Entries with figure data
▽

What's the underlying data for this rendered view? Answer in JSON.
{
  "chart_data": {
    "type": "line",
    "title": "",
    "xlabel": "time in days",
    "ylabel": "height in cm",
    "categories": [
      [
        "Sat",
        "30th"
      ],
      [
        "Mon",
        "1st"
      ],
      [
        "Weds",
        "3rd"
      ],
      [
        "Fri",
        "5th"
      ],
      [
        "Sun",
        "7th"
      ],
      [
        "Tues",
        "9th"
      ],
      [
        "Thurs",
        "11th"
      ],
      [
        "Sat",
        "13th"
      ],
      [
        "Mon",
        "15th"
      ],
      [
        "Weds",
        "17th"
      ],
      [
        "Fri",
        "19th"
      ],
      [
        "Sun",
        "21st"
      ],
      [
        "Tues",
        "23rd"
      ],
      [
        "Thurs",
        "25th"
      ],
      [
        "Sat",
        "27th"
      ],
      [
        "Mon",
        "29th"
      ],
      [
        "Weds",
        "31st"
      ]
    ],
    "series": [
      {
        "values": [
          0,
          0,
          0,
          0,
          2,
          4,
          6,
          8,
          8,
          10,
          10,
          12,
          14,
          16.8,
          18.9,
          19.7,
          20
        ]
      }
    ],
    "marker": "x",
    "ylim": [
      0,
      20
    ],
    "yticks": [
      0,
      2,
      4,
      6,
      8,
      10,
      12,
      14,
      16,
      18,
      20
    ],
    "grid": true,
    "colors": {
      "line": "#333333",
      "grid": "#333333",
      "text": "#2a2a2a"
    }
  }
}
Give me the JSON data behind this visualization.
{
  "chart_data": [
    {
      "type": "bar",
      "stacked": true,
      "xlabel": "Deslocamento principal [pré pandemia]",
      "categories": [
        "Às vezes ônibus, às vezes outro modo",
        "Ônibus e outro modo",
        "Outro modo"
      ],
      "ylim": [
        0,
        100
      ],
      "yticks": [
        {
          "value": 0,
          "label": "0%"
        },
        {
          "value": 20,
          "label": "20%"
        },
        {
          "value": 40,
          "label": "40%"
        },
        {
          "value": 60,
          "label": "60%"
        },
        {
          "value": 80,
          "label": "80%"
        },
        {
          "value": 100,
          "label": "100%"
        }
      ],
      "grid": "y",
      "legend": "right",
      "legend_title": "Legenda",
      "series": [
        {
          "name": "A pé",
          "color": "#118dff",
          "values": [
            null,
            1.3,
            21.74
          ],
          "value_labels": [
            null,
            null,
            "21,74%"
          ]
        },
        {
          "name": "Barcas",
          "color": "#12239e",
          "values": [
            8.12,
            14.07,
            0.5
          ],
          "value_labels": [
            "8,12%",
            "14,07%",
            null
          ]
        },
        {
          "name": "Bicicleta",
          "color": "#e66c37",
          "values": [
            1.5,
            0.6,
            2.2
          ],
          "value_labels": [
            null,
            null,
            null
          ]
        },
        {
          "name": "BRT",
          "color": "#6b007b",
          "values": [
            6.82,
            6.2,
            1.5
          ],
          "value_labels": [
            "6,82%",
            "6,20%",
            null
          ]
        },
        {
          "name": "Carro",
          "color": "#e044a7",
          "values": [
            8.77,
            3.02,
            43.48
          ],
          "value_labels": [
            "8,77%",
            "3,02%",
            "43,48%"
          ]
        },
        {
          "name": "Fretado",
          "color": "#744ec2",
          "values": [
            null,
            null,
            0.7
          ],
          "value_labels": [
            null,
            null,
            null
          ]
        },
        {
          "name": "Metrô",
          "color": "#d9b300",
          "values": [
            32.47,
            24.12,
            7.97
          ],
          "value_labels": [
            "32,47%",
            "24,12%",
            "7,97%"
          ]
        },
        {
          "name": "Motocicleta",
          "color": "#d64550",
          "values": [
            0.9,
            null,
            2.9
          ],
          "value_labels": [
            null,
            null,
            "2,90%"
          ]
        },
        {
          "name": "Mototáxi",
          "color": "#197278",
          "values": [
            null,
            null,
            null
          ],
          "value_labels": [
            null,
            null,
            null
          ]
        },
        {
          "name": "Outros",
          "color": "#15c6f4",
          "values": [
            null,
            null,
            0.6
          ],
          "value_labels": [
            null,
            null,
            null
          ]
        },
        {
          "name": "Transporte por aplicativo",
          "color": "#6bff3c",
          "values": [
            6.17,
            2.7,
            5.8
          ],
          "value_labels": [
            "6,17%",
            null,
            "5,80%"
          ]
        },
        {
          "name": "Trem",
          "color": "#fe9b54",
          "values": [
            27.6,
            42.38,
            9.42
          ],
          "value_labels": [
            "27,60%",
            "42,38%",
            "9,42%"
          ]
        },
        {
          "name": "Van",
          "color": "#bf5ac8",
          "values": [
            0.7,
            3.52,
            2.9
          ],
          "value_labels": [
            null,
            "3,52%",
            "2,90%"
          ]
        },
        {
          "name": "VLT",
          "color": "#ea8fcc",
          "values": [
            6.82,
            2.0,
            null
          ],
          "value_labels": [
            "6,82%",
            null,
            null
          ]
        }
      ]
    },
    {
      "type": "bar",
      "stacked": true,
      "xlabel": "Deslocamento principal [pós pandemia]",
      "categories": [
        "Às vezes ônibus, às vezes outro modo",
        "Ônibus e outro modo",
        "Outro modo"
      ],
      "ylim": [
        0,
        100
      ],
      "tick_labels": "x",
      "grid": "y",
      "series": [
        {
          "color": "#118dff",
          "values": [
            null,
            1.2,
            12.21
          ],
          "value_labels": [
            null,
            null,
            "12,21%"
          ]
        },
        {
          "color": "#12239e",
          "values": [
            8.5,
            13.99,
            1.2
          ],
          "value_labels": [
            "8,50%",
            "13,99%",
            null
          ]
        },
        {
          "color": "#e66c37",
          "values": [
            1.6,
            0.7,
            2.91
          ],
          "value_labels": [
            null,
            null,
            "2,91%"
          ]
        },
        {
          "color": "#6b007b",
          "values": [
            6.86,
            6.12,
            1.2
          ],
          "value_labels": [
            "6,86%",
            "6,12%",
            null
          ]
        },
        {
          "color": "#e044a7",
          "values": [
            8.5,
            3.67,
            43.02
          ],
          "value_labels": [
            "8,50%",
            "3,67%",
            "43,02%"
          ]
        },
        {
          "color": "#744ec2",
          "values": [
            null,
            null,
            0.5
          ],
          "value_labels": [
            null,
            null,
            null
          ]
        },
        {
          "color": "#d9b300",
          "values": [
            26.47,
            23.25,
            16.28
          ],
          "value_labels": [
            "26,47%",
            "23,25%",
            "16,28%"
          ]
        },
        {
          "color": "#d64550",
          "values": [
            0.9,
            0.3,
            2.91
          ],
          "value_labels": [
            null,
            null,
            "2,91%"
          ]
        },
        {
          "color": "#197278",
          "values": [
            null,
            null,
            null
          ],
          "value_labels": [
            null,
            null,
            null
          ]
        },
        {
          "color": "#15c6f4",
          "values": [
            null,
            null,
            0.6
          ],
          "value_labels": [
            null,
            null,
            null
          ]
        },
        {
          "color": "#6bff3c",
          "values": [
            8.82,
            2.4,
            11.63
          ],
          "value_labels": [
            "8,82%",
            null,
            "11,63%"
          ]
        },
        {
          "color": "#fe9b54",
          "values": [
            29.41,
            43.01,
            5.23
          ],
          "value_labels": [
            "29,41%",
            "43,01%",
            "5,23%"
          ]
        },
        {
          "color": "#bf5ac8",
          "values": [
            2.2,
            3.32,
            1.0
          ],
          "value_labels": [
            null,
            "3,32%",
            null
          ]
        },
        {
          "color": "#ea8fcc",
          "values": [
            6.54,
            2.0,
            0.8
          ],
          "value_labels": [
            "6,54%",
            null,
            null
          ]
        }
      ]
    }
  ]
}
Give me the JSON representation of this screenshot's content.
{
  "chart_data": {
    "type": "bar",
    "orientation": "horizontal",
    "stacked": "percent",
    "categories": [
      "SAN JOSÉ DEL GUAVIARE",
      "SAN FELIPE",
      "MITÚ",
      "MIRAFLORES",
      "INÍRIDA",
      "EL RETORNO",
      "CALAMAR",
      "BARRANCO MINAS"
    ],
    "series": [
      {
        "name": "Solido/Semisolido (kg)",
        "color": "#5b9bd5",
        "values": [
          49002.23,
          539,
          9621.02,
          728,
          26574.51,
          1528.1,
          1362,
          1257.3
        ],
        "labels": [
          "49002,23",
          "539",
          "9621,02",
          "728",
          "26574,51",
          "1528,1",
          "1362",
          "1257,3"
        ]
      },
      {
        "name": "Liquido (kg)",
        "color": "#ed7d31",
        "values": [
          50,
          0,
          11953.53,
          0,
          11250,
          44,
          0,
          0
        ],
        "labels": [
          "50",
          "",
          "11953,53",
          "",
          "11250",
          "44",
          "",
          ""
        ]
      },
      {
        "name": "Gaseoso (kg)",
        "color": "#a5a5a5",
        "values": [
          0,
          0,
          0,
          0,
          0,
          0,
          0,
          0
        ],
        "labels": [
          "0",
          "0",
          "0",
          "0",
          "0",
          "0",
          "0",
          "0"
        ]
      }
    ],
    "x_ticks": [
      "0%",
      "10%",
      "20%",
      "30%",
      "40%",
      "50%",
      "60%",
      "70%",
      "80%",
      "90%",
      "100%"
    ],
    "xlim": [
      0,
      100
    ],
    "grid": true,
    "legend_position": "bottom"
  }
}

△

Copy every line of the entries above in which "xlabel" occurs.

CORRECT RESPONSE:
    "xlabel": "time in days",
      "xlabel": "Deslocamento principal [pré pandemia]",
      "xlabel": "Deslocamento principal [pós pandemia]",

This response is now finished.